Collected data
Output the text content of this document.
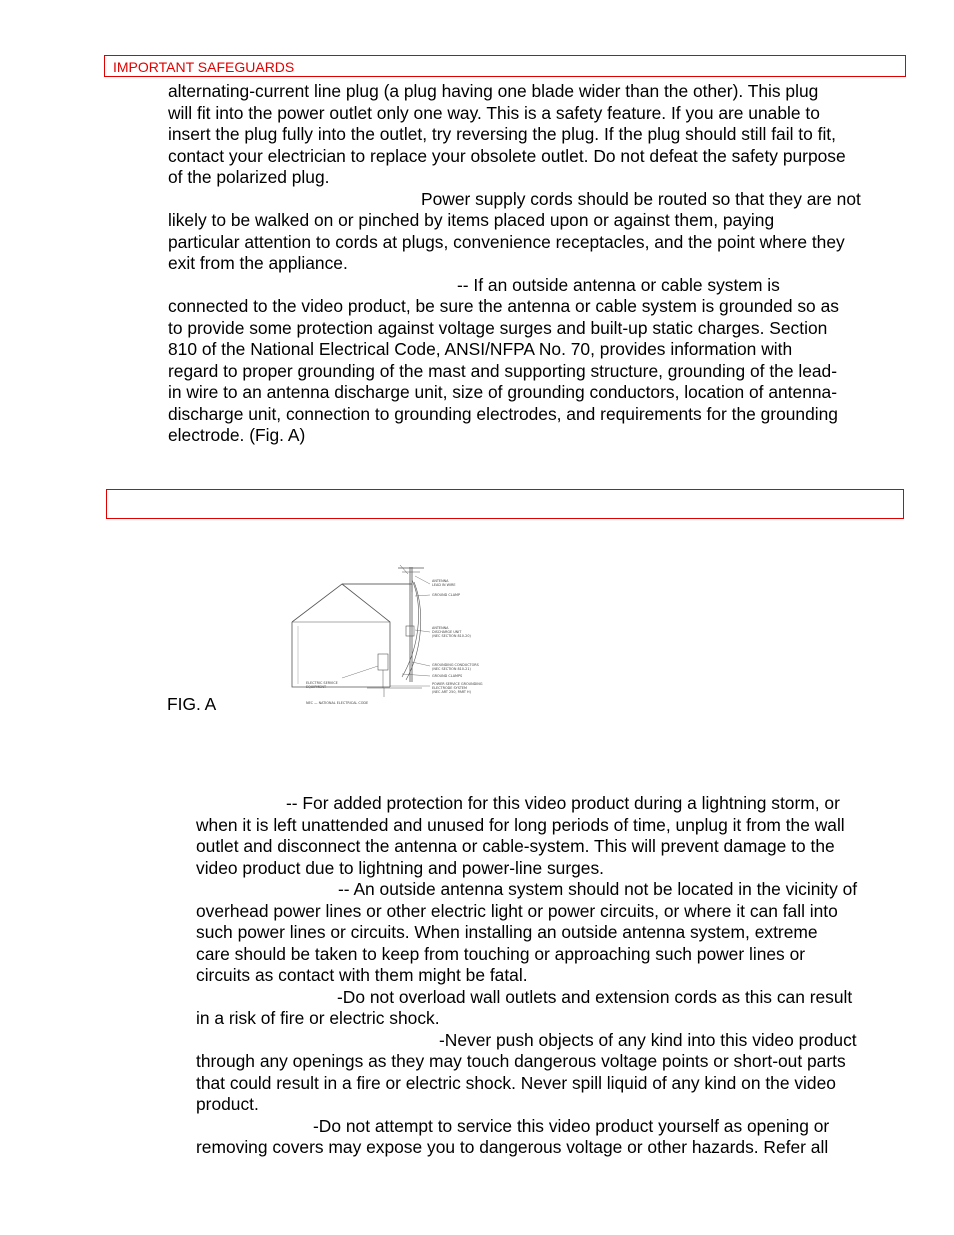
IMPORTANT SAFEGUARDS
alternating-current line plug (a plug having one blade wider than the other). This plug
will fit into the power outlet only one way. This is a safety feature. If you are unable to
insert the plug fully into the outlet, try reversing the plug. If the plug should still fail to fit,
contact your electrician to replace your obsolete outlet. Do not defeat the safety purpose
of the polarized plug.
Power supply cords should be routed so that they are not
likely to be walked on or pinched by items placed upon or against them, paying
particular attention to cords at plugs, convenience receptacles, and the point where they
exit from the appliance.
-- If an outside antenna or cable system is
connected to the video product, be sure the antenna or cable system is grounded so as
to provide some protection against voltage surges and built-up static charges. Section
810 of the National Electrical Code, ANSI/NFPA No. 70, provides information with
regard to proper grounding of the mast and supporting structure, grounding of the lead-
in wire to an antenna discharge unit, size of grounding conductors, location of antenna-
discharge unit, connection to grounding electrodes, and requirements for the grounding
electrode. (Fig. A)
FIG. A
ANTENNA
LEAD IN WIRE
GROUND CLAMP
ANTENNA
DISCHARGE UNIT
(NEC SECTION 810-20)
GROUNDING CONDUCTORS
(NEC SECTION 810-21)
GROUND CLAMPS
POWER SERVICE GROUNDING
ELECTRODE SYSTEM
(NEC ART 250, PART H)
ELECTRIC SERVICE
EQUIPMENT
NEC — NATIONAL ELECTRICAL CODE
-- For added protection for this video product during a lightning storm, or
when it is left unattended and unused for long periods of time, unplug it from the wall
outlet and disconnect the antenna or cable-system. This will prevent damage to the
video product due to lightning and power-line surges.
-- An outside antenna system should not be located in the vicinity of
overhead power lines or other electric light or power circuits, or where it can fall into
such power lines or circuits. When installing an outside antenna system, extreme
care should be taken to keep from touching or approaching such power lines or
circuits as contact with them might be fatal.
-Do not overload wall outlets and extension cords as this can result
in a risk of fire or electric shock.
-Never push objects of any kind into this video product
through any openings as they may touch dangerous voltage points or short-out parts
that could result in a fire or electric shock. Never spill liquid of any kind on the video
product.
-Do not attempt to service this video product yourself as opening or
removing covers may expose you to dangerous voltage or other hazards. Refer all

* _EXERCISE GOAL_:
Return the listing above unchanged, apart from dropping its pictures.

* _IN RESPONSE_:
Output the text content of this document.
IMPORTANT SAFEGUARDS
alternating-current line plug (a plug having one blade wider than the other). This plug
will fit into the power outlet only one way. This is a safety feature. If you are unable to
insert the plug fully into the outlet, try reversing the plug. If the plug should still fail to fit,
contact your electrician to replace your obsolete outlet. Do not defeat the safety purpose
of the polarized plug.
Power supply cords should be routed so that they are not
likely to be walked on or pinched by items placed upon or against them, paying
particular attention to cords at plugs, convenience receptacles, and the point where they
exit from the appliance.
-- If an outside antenna or cable system is
connected to the video product, be sure the antenna or cable system is grounded so as
to provide some protection against voltage surges and built-up static charges. Section
810 of the National Electrical Code, ANSI/NFPA No. 70, provides information with
regard to proper grounding of the mast and supporting structure, grounding of the lead-
in wire to an antenna discharge unit, size of grounding conductors, location of antenna-
discharge unit, connection to grounding electrodes, and requirements for the grounding
electrode. (Fig. A)
FIG. A
ANTENNA
LEAD IN WIRE
GROUND CLAMP
ANTENNA
DISCHARGE UNIT
(NEC SECTION 810-20)
GROUNDING CONDUCTORS
(NEC SECTION 810-21)
GROUND CLAMPS
POWER SERVICE GROUNDING
ELECTRODE SYSTEM
(NEC ART 250, PART H)
ELECTRIC SERVICE
EQUIPMENT
NEC — NATIONAL ELECTRICAL CODE
-- For added protection for this video product during a lightning storm, or
when it is left unattended and unused for long periods of time, unplug it from the wall
outlet and disconnect the antenna or cable-system. This will prevent damage to the
video product due to lightning and power-line surges.
-- An outside antenna system should not be located in the vicinity of
overhead power lines or other electric light or power circuits, or where it can fall into
such power lines or circuits. When installing an outside antenna system, extreme
care should be taken to keep from touching or approaching such power lines or
circuits as contact with them might be fatal.
-Do not overload wall outlets and extension cords as this can result
in a risk of fire or electric shock.
-Never push objects of any kind into this video product
through any openings as they may touch dangerous voltage points or short-out parts
that could result in a fire or electric shock. Never spill liquid of any kind on the video
product.
-Do not attempt to service this video product yourself as opening or
removing covers may expose you to dangerous voltage or other hazards. Refer all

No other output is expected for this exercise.